BEGIN Material shown

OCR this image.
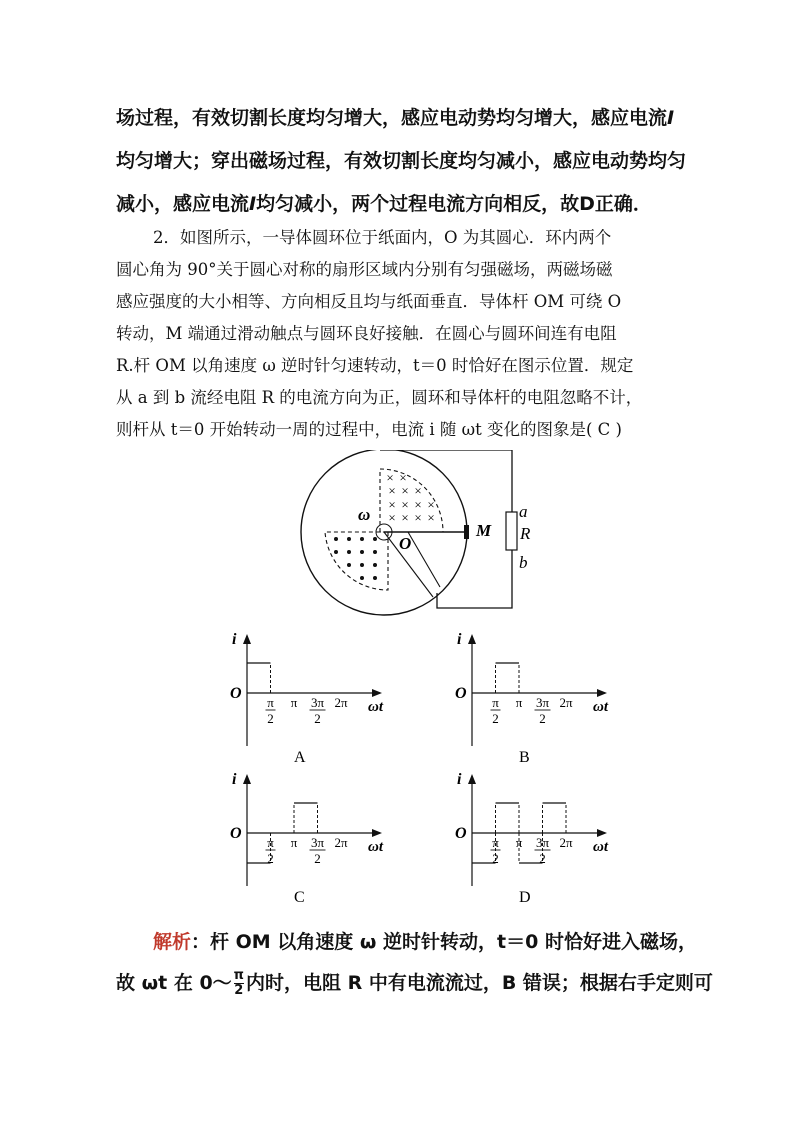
场过程，有效切割长度均匀增大，感应电动势均匀增大，感应电流I
均匀增大；穿出磁场过程，有效切割长度均匀减小，感应电动势均匀
减小，感应电流I均匀减小，两个过程电流方向相反，故D正确．
2．如图所示，一导体圆环位于纸面内，O 为其圆心．环内两个
圆心角为 90°关于圆心对称的扇形区域内分别有匀强磁场，两磁场磁
感应强度的大小相等、方向相反且均与纸面垂直．导体杆 OM 可绕 O
转动，M 端通过滑动触点与圆环良好接触．在圆心与圆环间连有电阻
R.杆 OM 以角速度 ω 逆时针匀速转动，t＝0 时恰好在图示位置．规定
从 a 到 b 流经电阻 R 的电流方向为正，圆环和导体杆的电阻忽略不计，
则杆从 t＝0 开始转动一周的过程中，电流 i 随 ωt 变化的图象是( C )
× ×
× × ×
× × × ×
× × × ×
ω
O
M
a
R
b
i
O
ωt
π
2
π 3π
2
2π
A
i
O
ωt
π
2
π 3π
2
2π
B
i
O
ωt
π
2
π 3π
2
2π
C
i
O
ωt
π
2
π 3π
2
2π
D
解析：杆 OM 以角速度 ω 逆时针转动，t＝0 时恰好进入磁场，
故 ωt 在 0～ $\frac{\pi}{2}$ 内时，电阻 R 中有电流流过，B 错误；根据右手定则可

END Material shown

Generate a word-for-word copy of the preceding records, excluding all pictures.

### Task output
OCR this image.
场过程，有效切割长度均匀增大，感应电动势均匀增大，感应电流I
均匀增大；穿出磁场过程，有效切割长度均匀减小，感应电动势均匀
减小，感应电流I均匀减小，两个过程电流方向相反，故D正确．
2．如图所示，一导体圆环位于纸面内，O 为其圆心．环内两个
圆心角为 90°关于圆心对称的扇形区域内分别有匀强磁场，两磁场磁
感应强度的大小相等、方向相反且均与纸面垂直．导体杆 OM 可绕 O
转动，M 端通过滑动触点与圆环良好接触．在圆心与圆环间连有电阻
R.杆 OM 以角速度 ω 逆时针匀速转动，t＝0 时恰好在图示位置．规定
从 a 到 b 流经电阻 R 的电流方向为正，圆环和导体杆的电阻忽略不计，
则杆从 t＝0 开始转动一周的过程中，电流 i 随 ωt 变化的图象是( C )
× ×
× × ×
× × × ×
× × × ×
ω
O
M
a
R
b
i
O
ωt
π
2
π 3π
2
2π
A
i
O
ωt
π
2
π 3π
2
2π
B
i
O
ωt
π
2
π 3π
2
2π
C
i
O
ωt
π
2
π 3π
2
2π
D
解析：杆 OM 以角速度 ω 逆时针转动，t＝0 时恰好进入磁场，
故 ωt 在 0～ $\frac{\pi}{2}$ 内时，电阻 R 中有电流流过，B 错误；根据右手定则可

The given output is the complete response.